Directive: Gather all lines in the data that hold the string "Customize".
# # # #
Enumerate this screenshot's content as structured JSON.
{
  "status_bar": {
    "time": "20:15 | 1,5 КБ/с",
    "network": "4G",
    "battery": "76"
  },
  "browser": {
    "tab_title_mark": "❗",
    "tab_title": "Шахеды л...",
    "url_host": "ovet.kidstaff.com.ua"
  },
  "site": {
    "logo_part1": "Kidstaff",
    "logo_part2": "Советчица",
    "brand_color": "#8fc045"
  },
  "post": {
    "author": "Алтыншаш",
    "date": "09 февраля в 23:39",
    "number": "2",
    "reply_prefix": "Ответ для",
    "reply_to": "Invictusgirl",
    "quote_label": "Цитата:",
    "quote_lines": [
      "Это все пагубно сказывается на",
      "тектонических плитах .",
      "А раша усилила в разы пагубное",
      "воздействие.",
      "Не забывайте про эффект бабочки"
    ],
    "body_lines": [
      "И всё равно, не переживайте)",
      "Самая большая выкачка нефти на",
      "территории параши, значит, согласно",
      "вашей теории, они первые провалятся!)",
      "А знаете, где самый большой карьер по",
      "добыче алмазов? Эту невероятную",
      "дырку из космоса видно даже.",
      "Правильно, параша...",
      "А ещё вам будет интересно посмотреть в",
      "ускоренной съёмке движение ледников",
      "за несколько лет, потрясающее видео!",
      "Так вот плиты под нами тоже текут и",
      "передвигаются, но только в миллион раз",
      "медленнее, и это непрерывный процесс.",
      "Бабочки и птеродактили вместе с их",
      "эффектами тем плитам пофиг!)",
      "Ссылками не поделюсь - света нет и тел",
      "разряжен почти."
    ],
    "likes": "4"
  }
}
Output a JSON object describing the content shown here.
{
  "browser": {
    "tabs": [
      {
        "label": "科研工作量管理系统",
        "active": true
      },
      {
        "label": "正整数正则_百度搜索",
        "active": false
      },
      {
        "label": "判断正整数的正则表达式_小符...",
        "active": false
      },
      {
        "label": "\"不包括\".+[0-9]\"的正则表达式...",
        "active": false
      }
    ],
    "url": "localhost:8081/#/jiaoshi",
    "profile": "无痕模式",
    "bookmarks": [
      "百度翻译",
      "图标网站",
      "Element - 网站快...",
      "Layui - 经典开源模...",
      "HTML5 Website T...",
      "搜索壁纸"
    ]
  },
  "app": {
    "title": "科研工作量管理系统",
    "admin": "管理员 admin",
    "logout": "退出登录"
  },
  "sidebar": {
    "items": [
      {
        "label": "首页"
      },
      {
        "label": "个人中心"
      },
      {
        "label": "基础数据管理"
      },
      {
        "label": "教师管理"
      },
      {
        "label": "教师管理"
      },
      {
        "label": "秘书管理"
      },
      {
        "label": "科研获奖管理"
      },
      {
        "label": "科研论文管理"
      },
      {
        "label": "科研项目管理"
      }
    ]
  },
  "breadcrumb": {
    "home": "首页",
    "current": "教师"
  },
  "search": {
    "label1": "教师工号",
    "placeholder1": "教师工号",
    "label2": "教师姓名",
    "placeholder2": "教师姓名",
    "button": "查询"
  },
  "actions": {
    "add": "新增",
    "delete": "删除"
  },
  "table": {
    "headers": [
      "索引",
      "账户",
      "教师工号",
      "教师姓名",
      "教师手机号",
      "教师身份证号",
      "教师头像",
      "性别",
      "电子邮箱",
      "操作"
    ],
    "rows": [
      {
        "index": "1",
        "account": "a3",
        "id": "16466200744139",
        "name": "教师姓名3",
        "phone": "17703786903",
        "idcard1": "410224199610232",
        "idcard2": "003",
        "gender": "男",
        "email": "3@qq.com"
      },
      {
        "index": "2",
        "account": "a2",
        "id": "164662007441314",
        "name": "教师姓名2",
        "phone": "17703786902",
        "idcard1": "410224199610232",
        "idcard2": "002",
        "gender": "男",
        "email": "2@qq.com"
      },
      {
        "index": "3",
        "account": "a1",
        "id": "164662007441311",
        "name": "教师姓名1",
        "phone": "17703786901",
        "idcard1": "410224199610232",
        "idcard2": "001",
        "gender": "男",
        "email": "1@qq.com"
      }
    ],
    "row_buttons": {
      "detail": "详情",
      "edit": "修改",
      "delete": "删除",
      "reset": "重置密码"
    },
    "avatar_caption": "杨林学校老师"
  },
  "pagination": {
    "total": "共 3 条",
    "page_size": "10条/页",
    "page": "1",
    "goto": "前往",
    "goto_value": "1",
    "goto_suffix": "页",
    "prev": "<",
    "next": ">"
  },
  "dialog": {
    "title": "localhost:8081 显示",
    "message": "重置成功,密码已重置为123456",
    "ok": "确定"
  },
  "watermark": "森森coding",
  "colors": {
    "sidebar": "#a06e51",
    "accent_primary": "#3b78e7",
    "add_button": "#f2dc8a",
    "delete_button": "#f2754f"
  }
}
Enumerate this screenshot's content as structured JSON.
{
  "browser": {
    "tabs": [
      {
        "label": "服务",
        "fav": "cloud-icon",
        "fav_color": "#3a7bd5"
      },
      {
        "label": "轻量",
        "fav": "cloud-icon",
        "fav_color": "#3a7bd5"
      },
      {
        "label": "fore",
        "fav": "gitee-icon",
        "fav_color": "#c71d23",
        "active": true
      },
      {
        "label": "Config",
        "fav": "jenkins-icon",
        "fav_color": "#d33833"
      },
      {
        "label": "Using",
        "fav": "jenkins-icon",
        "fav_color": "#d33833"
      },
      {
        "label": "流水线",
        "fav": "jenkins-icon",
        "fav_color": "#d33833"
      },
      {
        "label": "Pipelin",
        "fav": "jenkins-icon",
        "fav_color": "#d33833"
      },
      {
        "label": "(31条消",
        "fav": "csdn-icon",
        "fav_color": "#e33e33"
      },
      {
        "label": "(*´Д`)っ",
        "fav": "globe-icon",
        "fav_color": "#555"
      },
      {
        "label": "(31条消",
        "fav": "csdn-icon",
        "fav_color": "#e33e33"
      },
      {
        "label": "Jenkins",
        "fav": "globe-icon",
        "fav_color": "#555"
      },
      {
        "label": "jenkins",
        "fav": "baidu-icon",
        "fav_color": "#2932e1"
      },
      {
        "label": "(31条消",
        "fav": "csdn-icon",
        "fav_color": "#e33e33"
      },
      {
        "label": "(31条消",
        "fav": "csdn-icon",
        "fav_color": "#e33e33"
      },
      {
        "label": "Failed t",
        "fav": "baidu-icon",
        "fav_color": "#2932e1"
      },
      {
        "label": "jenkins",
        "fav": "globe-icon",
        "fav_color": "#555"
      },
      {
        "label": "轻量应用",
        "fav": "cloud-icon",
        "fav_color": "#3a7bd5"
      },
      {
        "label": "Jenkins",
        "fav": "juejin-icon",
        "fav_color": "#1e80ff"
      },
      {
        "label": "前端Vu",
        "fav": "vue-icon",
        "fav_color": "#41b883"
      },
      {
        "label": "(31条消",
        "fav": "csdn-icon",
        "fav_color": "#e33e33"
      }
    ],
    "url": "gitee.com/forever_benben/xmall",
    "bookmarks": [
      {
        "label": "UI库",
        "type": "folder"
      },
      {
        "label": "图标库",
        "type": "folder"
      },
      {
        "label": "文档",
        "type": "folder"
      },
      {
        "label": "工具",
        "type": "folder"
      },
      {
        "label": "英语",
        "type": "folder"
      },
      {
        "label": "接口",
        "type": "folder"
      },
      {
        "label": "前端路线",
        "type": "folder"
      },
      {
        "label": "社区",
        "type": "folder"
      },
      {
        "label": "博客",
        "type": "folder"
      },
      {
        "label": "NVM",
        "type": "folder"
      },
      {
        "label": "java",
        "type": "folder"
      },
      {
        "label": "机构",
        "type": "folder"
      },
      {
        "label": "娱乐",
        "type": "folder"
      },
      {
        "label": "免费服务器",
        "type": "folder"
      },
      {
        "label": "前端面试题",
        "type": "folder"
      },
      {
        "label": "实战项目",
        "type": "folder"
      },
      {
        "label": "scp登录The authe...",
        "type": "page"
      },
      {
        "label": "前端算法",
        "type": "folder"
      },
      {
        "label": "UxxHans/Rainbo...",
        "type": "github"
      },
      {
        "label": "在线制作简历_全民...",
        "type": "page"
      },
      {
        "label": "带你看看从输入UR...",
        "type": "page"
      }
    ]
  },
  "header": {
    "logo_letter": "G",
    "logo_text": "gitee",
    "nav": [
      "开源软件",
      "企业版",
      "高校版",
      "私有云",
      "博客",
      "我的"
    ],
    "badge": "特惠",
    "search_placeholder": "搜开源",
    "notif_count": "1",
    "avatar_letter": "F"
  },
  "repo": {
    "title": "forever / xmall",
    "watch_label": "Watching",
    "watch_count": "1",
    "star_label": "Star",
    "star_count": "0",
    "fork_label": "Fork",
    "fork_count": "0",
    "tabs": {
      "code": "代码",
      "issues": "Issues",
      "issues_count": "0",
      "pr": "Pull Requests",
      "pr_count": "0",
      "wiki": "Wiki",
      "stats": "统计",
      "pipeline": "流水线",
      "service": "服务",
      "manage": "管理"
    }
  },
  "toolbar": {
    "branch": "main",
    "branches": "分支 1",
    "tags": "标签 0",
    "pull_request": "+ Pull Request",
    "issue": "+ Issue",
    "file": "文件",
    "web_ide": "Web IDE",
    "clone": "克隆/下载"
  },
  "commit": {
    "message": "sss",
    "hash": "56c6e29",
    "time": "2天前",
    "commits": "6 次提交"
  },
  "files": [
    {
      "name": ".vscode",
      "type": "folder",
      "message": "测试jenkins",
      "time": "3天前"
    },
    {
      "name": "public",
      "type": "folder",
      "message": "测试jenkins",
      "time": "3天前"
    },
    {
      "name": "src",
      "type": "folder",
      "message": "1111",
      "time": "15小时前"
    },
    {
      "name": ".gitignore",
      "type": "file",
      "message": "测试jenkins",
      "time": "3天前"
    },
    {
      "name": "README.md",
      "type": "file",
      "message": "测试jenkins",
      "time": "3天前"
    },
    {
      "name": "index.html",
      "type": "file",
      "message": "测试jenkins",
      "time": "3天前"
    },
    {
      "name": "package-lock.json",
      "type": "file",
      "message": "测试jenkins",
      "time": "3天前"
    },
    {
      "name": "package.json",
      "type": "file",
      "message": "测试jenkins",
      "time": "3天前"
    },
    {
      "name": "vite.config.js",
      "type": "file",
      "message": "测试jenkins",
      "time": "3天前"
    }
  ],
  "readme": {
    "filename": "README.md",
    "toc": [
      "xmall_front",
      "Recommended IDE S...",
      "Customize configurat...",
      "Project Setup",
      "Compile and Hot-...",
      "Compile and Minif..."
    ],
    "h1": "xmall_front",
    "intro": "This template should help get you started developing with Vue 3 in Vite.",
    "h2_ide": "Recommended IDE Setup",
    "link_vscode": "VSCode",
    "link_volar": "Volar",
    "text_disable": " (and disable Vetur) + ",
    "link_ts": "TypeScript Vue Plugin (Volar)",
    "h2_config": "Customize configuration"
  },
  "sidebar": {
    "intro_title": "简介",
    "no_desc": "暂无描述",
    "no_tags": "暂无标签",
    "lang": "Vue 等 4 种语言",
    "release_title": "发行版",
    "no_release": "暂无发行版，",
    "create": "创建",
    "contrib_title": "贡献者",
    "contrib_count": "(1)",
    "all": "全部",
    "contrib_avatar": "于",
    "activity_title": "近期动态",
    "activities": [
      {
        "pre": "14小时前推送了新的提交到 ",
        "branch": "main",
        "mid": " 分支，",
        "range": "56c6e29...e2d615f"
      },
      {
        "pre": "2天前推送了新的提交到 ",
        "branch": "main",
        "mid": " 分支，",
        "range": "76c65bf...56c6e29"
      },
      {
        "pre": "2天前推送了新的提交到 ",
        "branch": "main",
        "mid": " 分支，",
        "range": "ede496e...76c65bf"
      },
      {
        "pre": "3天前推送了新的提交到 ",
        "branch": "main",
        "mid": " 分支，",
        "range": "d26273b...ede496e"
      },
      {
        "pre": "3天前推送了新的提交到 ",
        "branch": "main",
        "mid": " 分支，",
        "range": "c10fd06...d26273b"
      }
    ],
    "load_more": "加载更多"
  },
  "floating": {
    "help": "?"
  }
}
# # # #
Completed exercise:
      "Customize configurat...",
    "h2_config": "Customize configuration"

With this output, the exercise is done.